Your goal:
All the data should be repeated exactly. Any image in it is left out.

BEGIN Dataset rows

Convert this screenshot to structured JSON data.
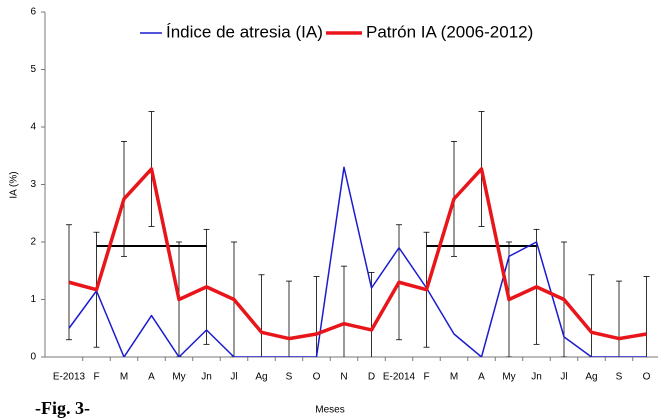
{
  "chart_data": {
    "type": "line",
    "caption": "-Fig. 3-",
    "x_label": "Meses",
    "y_label": "IA (%)",
    "categories": [
      "E-2013",
      "F",
      "M",
      "A",
      "My",
      "Jn",
      "Jl",
      "Ag",
      "S",
      "O",
      "N",
      "D",
      "E-2014",
      "F",
      "M",
      "A",
      "My",
      "Jn",
      "Jl",
      "Ag",
      "S",
      "O"
    ],
    "ylim": [
      0,
      6
    ],
    "yticks": [
      0,
      1,
      2,
      3,
      4,
      5,
      6
    ],
    "series": [
      {
        "name": "Índice de atresia (IA)",
        "color": "#1c1ccf",
        "values": [
          0.5,
          1.15,
          0,
          0.72,
          0,
          0.47,
          0,
          0,
          0,
          0,
          3.3,
          1.2,
          1.9,
          1.2,
          0.4,
          0,
          1.75,
          2.0,
          0.35,
          0,
          0,
          0
        ]
      },
      {
        "name": "Patrón IA (2006-2012)",
        "color": "#e8161b",
        "values": [
          1.3,
          1.17,
          2.75,
          3.27,
          1.0,
          1.22,
          1.0,
          0.43,
          0.32,
          0.4,
          0.58,
          0.47,
          1.3,
          1.17,
          2.75,
          3.27,
          1.0,
          1.22,
          1.0,
          0.43,
          0.32,
          0.4
        ],
        "errors": [
          1,
          1,
          1,
          1,
          1,
          1,
          1,
          1,
          1,
          1,
          1,
          1,
          1,
          1,
          1,
          1,
          1,
          1,
          1,
          1,
          1,
          1
        ]
      }
    ],
    "reference_lines": [
      {
        "value": 1.93,
        "from": 1,
        "to": 5
      },
      {
        "value": 1.93,
        "from": 13,
        "to": 17
      }
    ]
  }
}
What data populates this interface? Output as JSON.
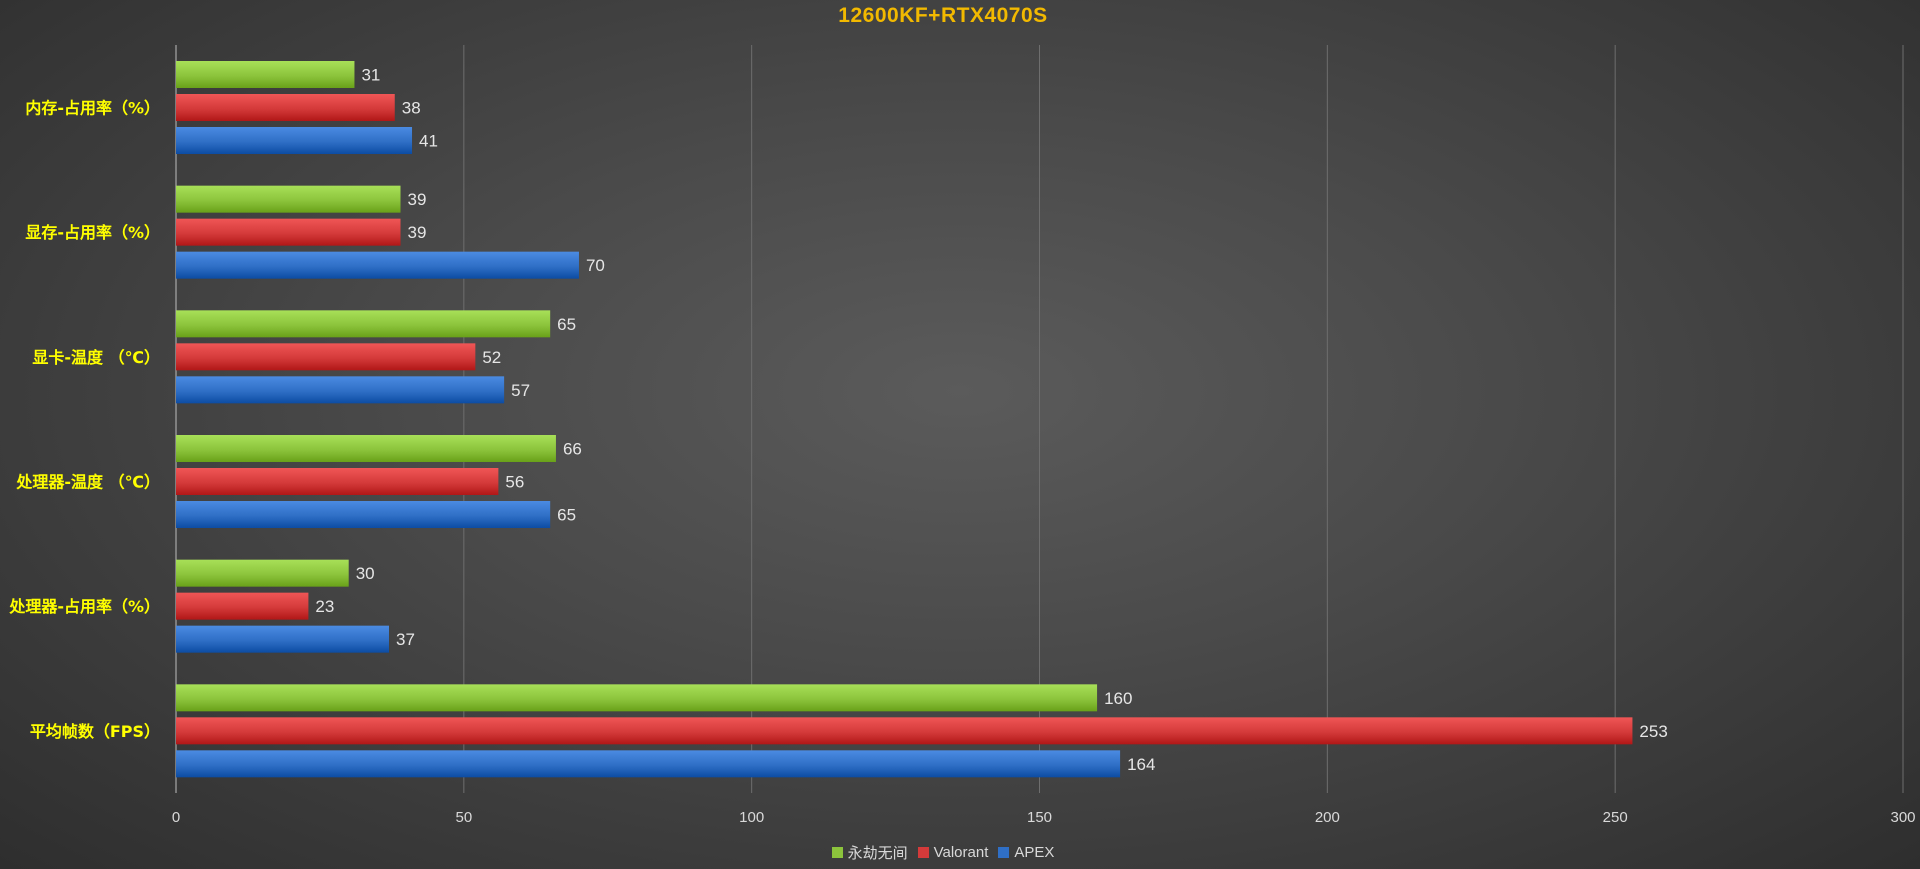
{
  "chart_data": {
    "type": "bar",
    "orientation": "horizontal",
    "title": "12600KF+RTX4070S",
    "categories": [
      "内存-占用率（%）",
      "显存-占用率（%）",
      "显卡-温度 （℃）",
      "处理器-温度 （℃）",
      "处理器-占用率（%）",
      "平均帧数（FPS）"
    ],
    "series": [
      {
        "name": "永劫无间",
        "color": "#8cc43c",
        "values": [
          31,
          39,
          65,
          66,
          30,
          160
        ]
      },
      {
        "name": "Valorant",
        "color": "#d43a3a",
        "values": [
          38,
          39,
          52,
          56,
          23,
          253
        ]
      },
      {
        "name": "APEX",
        "color": "#2f6fc6",
        "values": [
          41,
          70,
          57,
          65,
          37,
          164
        ]
      }
    ],
    "x_ticks": [
      "0",
      "50",
      "100",
      "150",
      "200",
      "250",
      "300"
    ],
    "xlim": [
      0,
      300
    ],
    "grid": true,
    "legend_position": "bottom",
    "category_label_color": "#ffff00",
    "title_color": "#f2b900"
  }
}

END Dataset rows

Answer to the problem:
Convert this screenshot to structured JSON data.
{
  "chart_data": {
    "type": "line",
    "caption": "-Fig. 3-",
    "x_label": "Meses",
    "y_label": "IA (%)",
    "categories": [
      "E-2013",
      "F",
      "M",
      "A",
      "My",
      "Jn",
      "Jl",
      "Ag",
      "S",
      "O",
      "N",
      "D",
      "E-2014",
      "F",
      "M",
      "A",
      "My",
      "Jn",
      "Jl",
      "Ag",
      "S",
      "O"
    ],
    "ylim": [
      0,
      6
    ],
    "yticks": [
      0,
      1,
      2,
      3,
      4,
      5,
      6
    ],
    "series": [
      {
        "name": "Índice de atresia (IA)",
        "color": "#1c1ccf",
        "values": [
          0.5,
          1.15,
          0,
          0.72,
          0,
          0.47,
          0,
          0,
          0,
          0,
          3.3,
          1.2,
          1.9,
          1.2,
          0.4,
          0,
          1.75,
          2.0,
          0.35,
          0,
          0,
          0
        ]
      },
      {
        "name": "Patrón IA (2006-2012)",
        "color": "#e8161b",
        "values": [
          1.3,
          1.17,
          2.75,
          3.27,
          1.0,
          1.22,
          1.0,
          0.43,
          0.32,
          0.4,
          0.58,
          0.47,
          1.3,
          1.17,
          2.75,
          3.27,
          1.0,
          1.22,
          1.0,
          0.43,
          0.32,
          0.4
        ],
        "errors": [
          1,
          1,
          1,
          1,
          1,
          1,
          1,
          1,
          1,
          1,
          1,
          1,
          1,
          1,
          1,
          1,
          1,
          1,
          1,
          1,
          1,
          1
        ]
      }
    ],
    "reference_lines": [
      {
        "value": 1.93,
        "from": 1,
        "to": 5
      },
      {
        "value": 1.93,
        "from": 13,
        "to": 17
      }
    ]
  }
}
What data populates this interface? Output as JSON.
{
  "chart_data": {
    "type": "bar",
    "orientation": "horizontal",
    "title": "12600KF+RTX4070S",
    "categories": [
      "内存-占用率（%）",
      "显存-占用率（%）",
      "显卡-温度 （℃）",
      "处理器-温度 （℃）",
      "处理器-占用率（%）",
      "平均帧数（FPS）"
    ],
    "series": [
      {
        "name": "永劫无间",
        "color": "#8cc43c",
        "values": [
          31,
          39,
          65,
          66,
          30,
          160
        ]
      },
      {
        "name": "Valorant",
        "color": "#d43a3a",
        "values": [
          38,
          39,
          52,
          56,
          23,
          253
        ]
      },
      {
        "name": "APEX",
        "color": "#2f6fc6",
        "values": [
          41,
          70,
          57,
          65,
          37,
          164
        ]
      }
    ],
    "x_ticks": [
      "0",
      "50",
      "100",
      "150",
      "200",
      "250",
      "300"
    ],
    "xlim": [
      0,
      300
    ],
    "grid": true,
    "legend_position": "bottom",
    "category_label_color": "#ffff00",
    "title_color": "#f2b900"
  }
}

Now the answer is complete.